• [Stored data]:
┄┄┄┄┄┄┄┄┄┄┄┄┄┄┄┄┄┄┄┄
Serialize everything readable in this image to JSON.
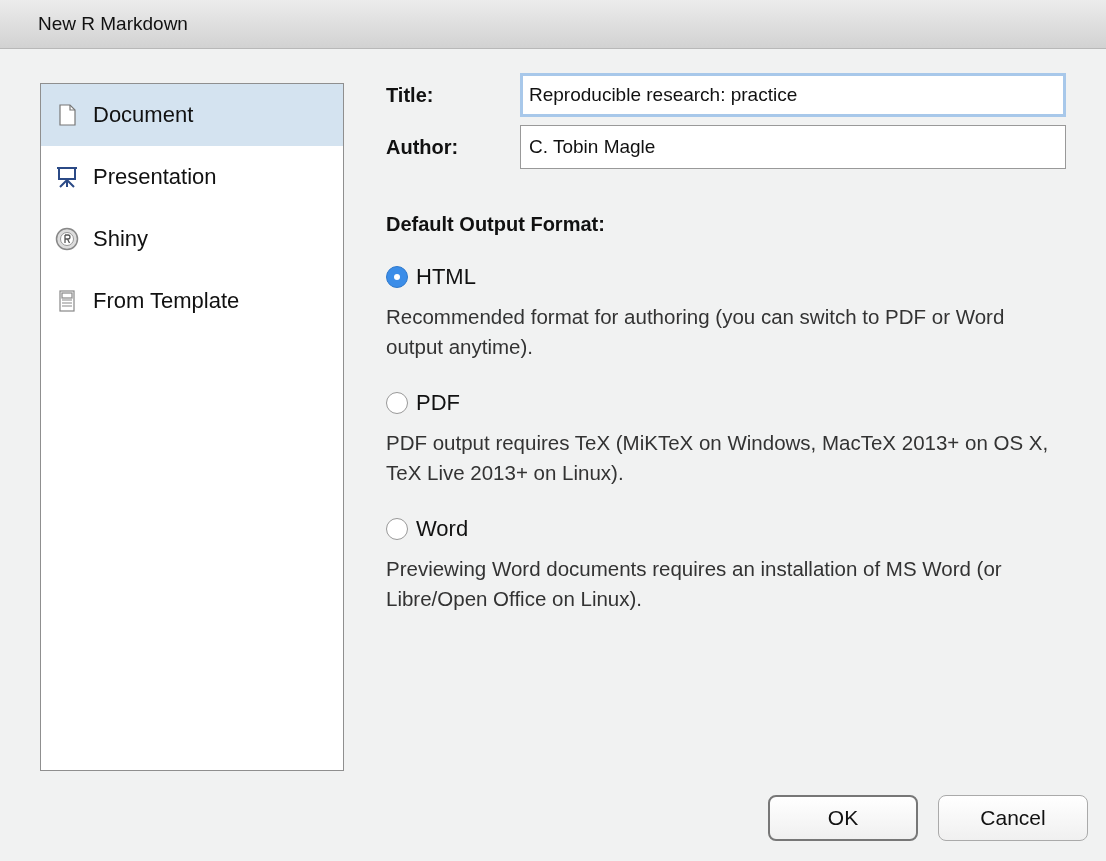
{
  "window": {
    "title": "New R Markdown"
  },
  "sidebar": {
    "items": [
      {
        "label": "Document",
        "kind": "document",
        "selected": true
      },
      {
        "label": "Presentation",
        "kind": "presentation",
        "selected": false
      },
      {
        "label": "Shiny",
        "kind": "shiny",
        "selected": false
      },
      {
        "label": "From Template",
        "kind": "template",
        "selected": false
      }
    ]
  },
  "form": {
    "fields": [
      {
        "label": "Title:",
        "value": "Reproducible research: practice",
        "focused": true
      },
      {
        "label": "Author:",
        "value": "C. Tobin Magle",
        "focused": false
      }
    ],
    "output_heading": "Default Output Format:",
    "formats": [
      {
        "label": "HTML",
        "selected": true,
        "description": "Recommended format for authoring (you can switch to PDF or Word output anytime)."
      },
      {
        "label": "PDF",
        "selected": false,
        "description": "PDF output requires TeX (MiKTeX on Windows, MacTeX 2013+ on OS X, TeX Live 2013+ on Linux)."
      },
      {
        "label": "Word",
        "selected": false,
        "description": "Previewing Word documents requires an installation of MS Word (or Libre/Open Office on Linux)."
      }
    ]
  },
  "buttons": [
    {
      "label": "OK",
      "default": true
    },
    {
      "label": "Cancel",
      "default": false
    }
  ]
}
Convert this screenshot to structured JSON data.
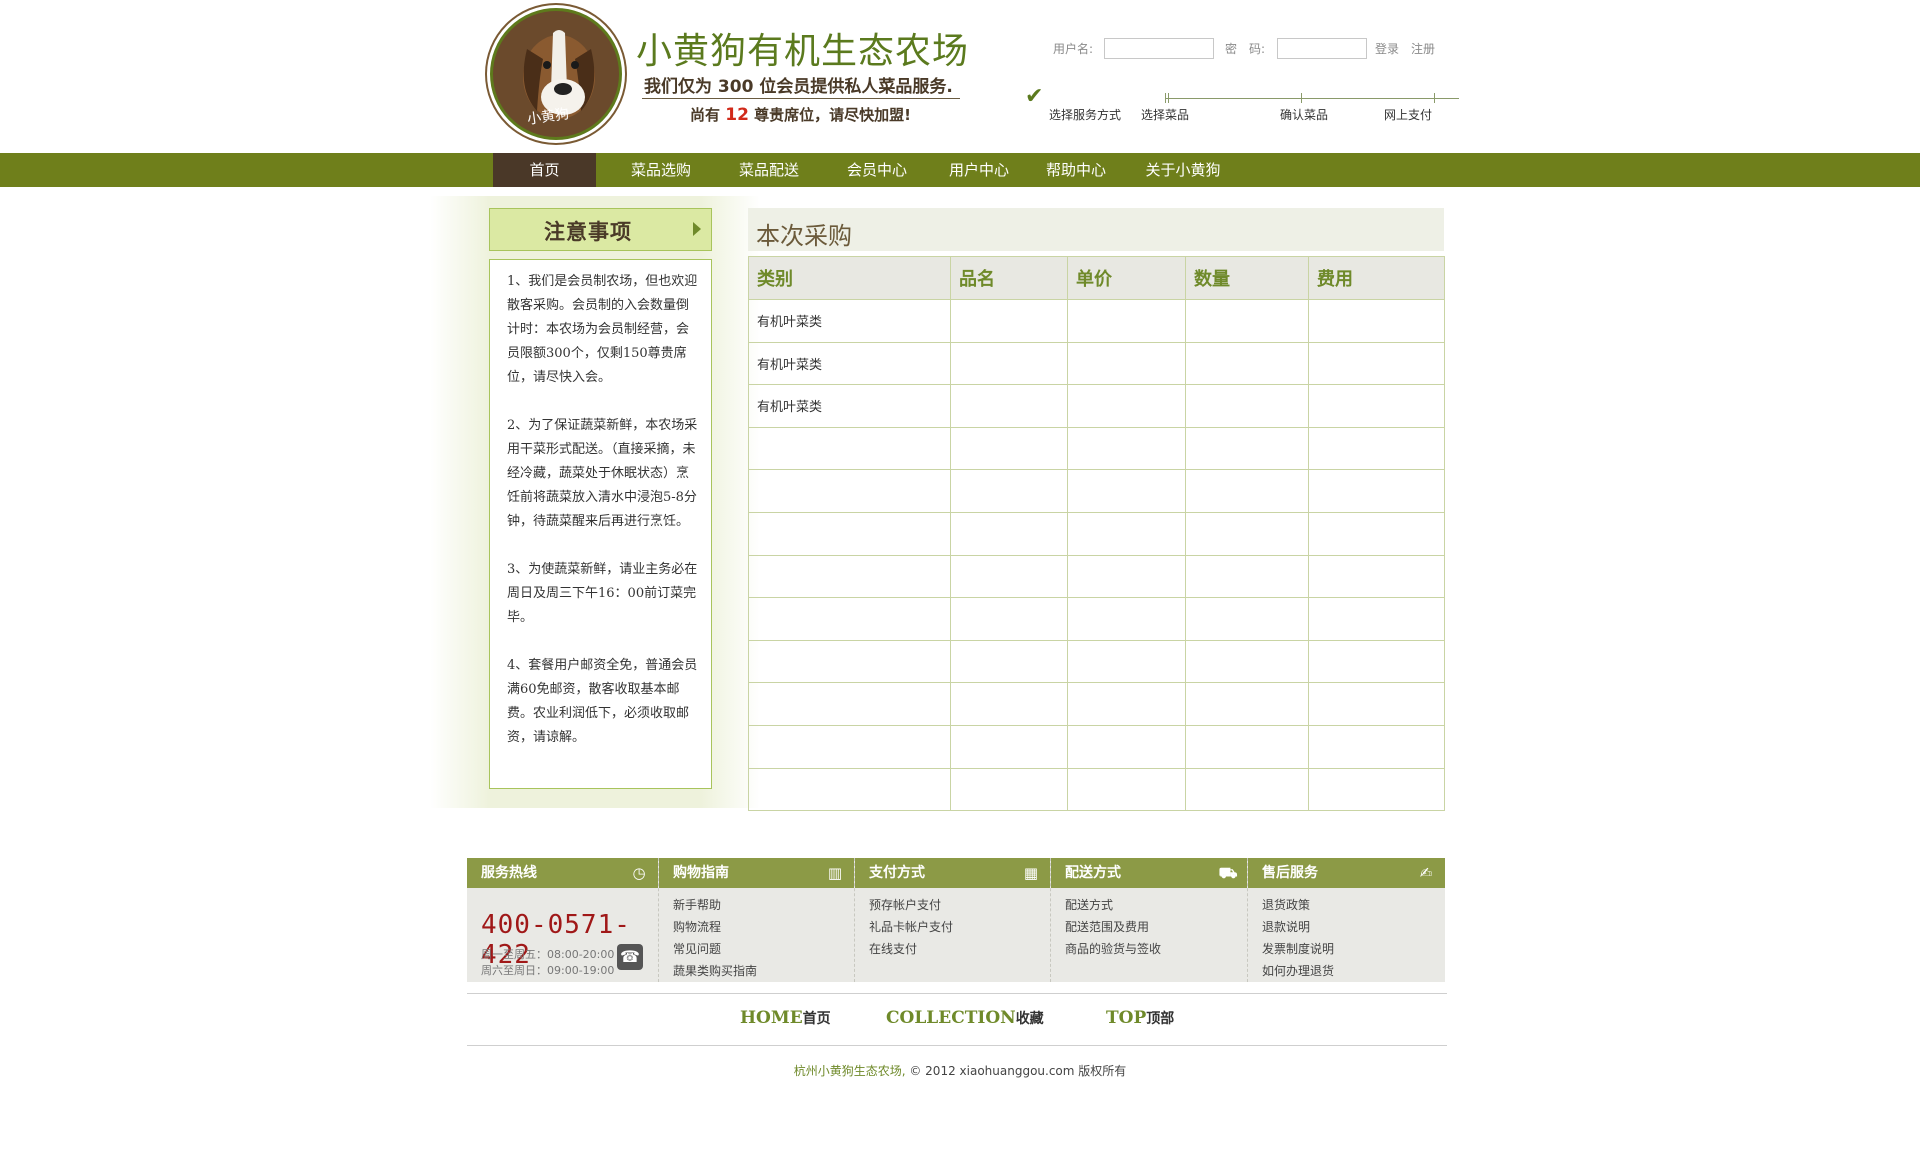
┄┄┄┄┄┄┄┄┄┄┄┄┄┄┄┄┄┄┄┄
• [What this task involves]:
Every entry should be returned exactly as written, minus the pictures.

• [The reply]:
Serialize everything readable in this image to JSON.
{
  "window": {
    "title": "New R Markdown"
  },
  "sidebar": {
    "items": [
      {
        "label": "Document",
        "kind": "document",
        "selected": true
      },
      {
        "label": "Presentation",
        "kind": "presentation",
        "selected": false
      },
      {
        "label": "Shiny",
        "kind": "shiny",
        "selected": false
      },
      {
        "label": "From Template",
        "kind": "template",
        "selected": false
      }
    ]
  },
  "form": {
    "fields": [
      {
        "label": "Title:",
        "value": "Reproducible research: practice",
        "focused": true
      },
      {
        "label": "Author:",
        "value": "C. Tobin Magle",
        "focused": false
      }
    ],
    "output_heading": "Default Output Format:",
    "formats": [
      {
        "label": "HTML",
        "selected": true,
        "description": "Recommended format for authoring (you can switch to PDF or Word output anytime)."
      },
      {
        "label": "PDF",
        "selected": false,
        "description": "PDF output requires TeX (MiKTeX on Windows, MacTeX 2013+ on OS X, TeX Live 2013+ on Linux)."
      },
      {
        "label": "Word",
        "selected": false,
        "description": "Previewing Word documents requires an installation of MS Word (or Libre/Open Office on Linux)."
      }
    ]
  },
  "buttons": [
    {
      "label": "OK",
      "default": true
    },
    {
      "label": "Cancel",
      "default": false
    }
  ]
}
Convert this screenshot to structured JSON data.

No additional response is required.